▶ **WHAT THE EXERCISE ASKS**: Lines containing the string "height" are to be counted; report the total by itself.

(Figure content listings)
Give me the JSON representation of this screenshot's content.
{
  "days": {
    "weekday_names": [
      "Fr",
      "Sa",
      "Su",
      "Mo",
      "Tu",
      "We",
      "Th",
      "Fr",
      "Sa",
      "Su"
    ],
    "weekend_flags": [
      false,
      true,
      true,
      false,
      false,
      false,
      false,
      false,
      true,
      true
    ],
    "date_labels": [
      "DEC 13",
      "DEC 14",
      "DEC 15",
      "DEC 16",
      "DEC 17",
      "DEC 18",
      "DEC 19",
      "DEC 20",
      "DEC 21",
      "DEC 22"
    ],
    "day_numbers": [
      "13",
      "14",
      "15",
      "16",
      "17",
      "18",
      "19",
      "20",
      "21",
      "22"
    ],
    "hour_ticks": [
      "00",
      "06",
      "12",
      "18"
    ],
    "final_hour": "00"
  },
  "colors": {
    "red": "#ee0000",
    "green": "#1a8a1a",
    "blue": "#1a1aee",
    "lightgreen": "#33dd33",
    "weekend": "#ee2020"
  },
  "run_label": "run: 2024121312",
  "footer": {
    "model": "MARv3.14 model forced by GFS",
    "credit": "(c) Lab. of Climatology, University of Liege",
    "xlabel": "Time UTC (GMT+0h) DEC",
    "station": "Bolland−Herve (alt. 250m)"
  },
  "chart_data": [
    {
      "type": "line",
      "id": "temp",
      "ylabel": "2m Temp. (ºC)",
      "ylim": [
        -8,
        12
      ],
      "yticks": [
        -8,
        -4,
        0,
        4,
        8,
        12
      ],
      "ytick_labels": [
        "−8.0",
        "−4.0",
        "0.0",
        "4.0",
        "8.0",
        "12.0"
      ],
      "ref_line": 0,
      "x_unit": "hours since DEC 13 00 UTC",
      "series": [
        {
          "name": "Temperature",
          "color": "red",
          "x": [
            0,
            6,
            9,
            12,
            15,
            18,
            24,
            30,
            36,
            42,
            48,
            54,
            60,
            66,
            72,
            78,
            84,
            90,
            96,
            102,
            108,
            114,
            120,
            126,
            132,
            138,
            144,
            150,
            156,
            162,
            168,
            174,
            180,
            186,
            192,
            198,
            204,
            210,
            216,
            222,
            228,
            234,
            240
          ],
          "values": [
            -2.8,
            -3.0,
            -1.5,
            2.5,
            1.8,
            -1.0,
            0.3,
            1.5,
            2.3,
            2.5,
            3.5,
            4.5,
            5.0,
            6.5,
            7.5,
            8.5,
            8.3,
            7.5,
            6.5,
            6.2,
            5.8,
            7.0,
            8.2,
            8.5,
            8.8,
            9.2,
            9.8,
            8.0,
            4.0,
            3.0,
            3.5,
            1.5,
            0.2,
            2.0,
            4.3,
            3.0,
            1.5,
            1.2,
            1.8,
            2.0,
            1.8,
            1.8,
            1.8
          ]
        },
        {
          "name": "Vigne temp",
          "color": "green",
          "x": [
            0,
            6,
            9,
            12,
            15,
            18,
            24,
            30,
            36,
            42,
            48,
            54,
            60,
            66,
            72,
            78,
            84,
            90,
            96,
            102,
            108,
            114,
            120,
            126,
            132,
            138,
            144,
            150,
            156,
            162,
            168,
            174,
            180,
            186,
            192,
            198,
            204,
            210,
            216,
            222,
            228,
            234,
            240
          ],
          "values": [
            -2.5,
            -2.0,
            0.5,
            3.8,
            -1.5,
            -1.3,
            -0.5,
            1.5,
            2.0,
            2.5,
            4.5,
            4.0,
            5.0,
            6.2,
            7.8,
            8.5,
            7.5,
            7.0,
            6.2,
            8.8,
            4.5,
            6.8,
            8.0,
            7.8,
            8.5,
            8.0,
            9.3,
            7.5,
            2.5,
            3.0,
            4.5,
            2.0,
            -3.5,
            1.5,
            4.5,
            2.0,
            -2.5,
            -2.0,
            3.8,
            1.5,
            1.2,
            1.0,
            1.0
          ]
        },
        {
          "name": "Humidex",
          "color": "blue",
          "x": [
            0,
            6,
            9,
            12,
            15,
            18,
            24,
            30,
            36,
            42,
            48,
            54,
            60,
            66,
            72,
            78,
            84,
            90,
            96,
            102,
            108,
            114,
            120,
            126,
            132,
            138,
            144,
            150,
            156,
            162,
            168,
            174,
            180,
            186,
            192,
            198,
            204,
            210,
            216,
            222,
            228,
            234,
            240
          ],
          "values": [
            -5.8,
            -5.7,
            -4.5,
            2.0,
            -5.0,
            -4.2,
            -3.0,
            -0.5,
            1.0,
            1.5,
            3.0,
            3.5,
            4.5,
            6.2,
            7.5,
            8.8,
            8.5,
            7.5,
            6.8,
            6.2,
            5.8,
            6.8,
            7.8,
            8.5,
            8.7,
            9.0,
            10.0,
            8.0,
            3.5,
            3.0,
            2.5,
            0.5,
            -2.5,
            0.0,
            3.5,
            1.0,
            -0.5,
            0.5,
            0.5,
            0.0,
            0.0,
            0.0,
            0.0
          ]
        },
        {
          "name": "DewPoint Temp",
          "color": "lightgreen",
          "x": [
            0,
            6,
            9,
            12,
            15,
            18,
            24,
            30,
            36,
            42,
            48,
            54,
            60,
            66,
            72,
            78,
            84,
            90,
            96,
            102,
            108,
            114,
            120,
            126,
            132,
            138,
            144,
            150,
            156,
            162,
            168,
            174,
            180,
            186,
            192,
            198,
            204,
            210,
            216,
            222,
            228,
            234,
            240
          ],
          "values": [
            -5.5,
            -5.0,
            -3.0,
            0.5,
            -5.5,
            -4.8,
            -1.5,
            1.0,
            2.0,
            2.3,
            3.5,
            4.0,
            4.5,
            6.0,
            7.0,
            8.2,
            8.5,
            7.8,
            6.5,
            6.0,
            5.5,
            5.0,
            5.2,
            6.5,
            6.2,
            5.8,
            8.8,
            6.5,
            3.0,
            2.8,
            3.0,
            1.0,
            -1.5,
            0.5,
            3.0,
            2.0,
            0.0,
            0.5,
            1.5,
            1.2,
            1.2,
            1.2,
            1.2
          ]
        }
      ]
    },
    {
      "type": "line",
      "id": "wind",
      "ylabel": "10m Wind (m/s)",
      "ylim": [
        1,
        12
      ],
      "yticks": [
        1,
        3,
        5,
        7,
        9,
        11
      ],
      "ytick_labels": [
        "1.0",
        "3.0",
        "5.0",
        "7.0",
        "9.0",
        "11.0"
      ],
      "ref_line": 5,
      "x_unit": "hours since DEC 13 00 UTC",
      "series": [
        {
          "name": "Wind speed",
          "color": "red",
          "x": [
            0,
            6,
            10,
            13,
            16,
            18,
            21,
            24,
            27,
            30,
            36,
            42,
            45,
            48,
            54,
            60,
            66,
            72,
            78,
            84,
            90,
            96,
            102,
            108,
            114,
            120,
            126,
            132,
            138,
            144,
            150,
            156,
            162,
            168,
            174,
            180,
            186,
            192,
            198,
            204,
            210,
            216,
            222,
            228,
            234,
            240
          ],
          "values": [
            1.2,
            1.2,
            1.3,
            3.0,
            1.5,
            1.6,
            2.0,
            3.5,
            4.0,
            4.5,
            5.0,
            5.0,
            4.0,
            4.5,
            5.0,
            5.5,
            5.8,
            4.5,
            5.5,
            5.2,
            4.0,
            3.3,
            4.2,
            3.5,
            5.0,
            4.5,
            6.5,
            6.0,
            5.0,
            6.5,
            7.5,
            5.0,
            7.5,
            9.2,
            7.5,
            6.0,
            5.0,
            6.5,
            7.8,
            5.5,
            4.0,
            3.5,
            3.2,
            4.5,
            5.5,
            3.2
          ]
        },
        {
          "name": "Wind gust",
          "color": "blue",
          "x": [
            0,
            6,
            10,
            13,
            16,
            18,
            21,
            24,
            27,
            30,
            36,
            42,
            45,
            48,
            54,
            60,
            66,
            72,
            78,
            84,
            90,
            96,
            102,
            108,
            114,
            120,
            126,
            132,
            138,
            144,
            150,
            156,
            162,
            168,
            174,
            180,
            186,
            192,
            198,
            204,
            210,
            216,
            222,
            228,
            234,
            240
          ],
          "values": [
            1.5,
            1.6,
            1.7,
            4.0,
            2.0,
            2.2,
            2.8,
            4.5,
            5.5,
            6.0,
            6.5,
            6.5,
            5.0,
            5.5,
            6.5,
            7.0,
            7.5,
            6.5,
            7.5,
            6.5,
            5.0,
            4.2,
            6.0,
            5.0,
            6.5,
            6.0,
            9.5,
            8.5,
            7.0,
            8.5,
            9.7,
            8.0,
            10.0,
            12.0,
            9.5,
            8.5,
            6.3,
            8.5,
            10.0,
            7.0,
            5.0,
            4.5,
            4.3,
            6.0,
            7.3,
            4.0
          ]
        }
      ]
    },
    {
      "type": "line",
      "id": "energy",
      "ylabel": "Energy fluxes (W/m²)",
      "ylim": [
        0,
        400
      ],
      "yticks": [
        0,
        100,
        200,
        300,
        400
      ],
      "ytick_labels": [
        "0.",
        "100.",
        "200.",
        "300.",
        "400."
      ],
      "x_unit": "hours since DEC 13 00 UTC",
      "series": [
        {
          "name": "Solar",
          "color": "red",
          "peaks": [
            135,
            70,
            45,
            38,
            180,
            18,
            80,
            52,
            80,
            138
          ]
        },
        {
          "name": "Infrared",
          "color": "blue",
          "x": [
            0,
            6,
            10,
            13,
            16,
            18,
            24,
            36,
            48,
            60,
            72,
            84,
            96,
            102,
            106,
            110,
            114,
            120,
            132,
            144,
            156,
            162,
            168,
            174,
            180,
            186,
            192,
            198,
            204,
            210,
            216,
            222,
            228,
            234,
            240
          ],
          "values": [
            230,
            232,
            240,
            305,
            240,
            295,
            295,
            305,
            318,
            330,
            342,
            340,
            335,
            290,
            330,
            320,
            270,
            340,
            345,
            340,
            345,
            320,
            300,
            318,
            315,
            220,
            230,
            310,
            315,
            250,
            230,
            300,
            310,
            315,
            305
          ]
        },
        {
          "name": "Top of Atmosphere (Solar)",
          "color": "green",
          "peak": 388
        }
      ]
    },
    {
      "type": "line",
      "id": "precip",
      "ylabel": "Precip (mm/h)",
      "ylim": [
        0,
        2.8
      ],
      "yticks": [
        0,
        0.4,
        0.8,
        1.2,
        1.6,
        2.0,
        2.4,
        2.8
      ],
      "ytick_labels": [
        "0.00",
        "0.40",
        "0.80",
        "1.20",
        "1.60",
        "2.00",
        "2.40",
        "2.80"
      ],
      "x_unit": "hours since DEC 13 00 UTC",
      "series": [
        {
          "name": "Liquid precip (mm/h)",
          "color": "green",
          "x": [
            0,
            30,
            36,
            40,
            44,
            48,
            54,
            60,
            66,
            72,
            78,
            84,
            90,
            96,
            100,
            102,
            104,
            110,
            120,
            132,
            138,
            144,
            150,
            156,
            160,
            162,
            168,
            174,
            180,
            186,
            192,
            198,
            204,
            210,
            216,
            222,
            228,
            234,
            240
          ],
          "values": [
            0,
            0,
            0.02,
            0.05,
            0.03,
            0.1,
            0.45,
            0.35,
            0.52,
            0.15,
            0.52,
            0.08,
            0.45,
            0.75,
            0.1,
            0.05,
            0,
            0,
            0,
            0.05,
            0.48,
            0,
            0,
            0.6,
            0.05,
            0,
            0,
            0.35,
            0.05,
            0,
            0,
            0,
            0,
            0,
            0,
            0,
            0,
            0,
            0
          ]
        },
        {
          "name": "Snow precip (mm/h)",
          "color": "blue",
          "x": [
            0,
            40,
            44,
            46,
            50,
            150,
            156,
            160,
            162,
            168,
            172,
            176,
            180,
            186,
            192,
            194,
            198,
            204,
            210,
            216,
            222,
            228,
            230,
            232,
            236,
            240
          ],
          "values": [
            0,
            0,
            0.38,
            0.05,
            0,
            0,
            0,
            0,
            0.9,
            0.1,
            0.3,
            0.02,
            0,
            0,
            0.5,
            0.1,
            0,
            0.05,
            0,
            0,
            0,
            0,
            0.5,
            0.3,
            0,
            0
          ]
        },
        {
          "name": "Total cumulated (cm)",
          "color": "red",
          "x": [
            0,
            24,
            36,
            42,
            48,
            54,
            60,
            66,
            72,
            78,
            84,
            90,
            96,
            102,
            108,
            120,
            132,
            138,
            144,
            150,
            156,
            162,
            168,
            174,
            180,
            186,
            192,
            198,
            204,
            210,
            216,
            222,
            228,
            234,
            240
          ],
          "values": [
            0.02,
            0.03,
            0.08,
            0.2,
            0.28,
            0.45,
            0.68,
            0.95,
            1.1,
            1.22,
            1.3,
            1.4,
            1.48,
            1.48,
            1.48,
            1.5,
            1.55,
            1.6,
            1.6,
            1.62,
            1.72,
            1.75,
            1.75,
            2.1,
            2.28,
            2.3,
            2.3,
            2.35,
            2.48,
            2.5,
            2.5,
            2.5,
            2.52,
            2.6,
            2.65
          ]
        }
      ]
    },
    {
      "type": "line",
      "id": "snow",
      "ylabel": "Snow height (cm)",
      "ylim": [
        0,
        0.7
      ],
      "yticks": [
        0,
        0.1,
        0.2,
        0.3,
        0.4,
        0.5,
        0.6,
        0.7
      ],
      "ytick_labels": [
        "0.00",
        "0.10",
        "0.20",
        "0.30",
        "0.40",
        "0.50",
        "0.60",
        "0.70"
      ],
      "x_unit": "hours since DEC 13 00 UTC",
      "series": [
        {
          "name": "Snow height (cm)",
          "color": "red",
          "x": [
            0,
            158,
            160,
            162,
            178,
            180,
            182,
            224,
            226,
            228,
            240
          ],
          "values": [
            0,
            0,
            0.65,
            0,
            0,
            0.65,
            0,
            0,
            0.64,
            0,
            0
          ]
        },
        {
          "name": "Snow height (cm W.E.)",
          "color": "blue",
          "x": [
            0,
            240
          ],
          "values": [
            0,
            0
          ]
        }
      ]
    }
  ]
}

▶ **SOLUTION**: 3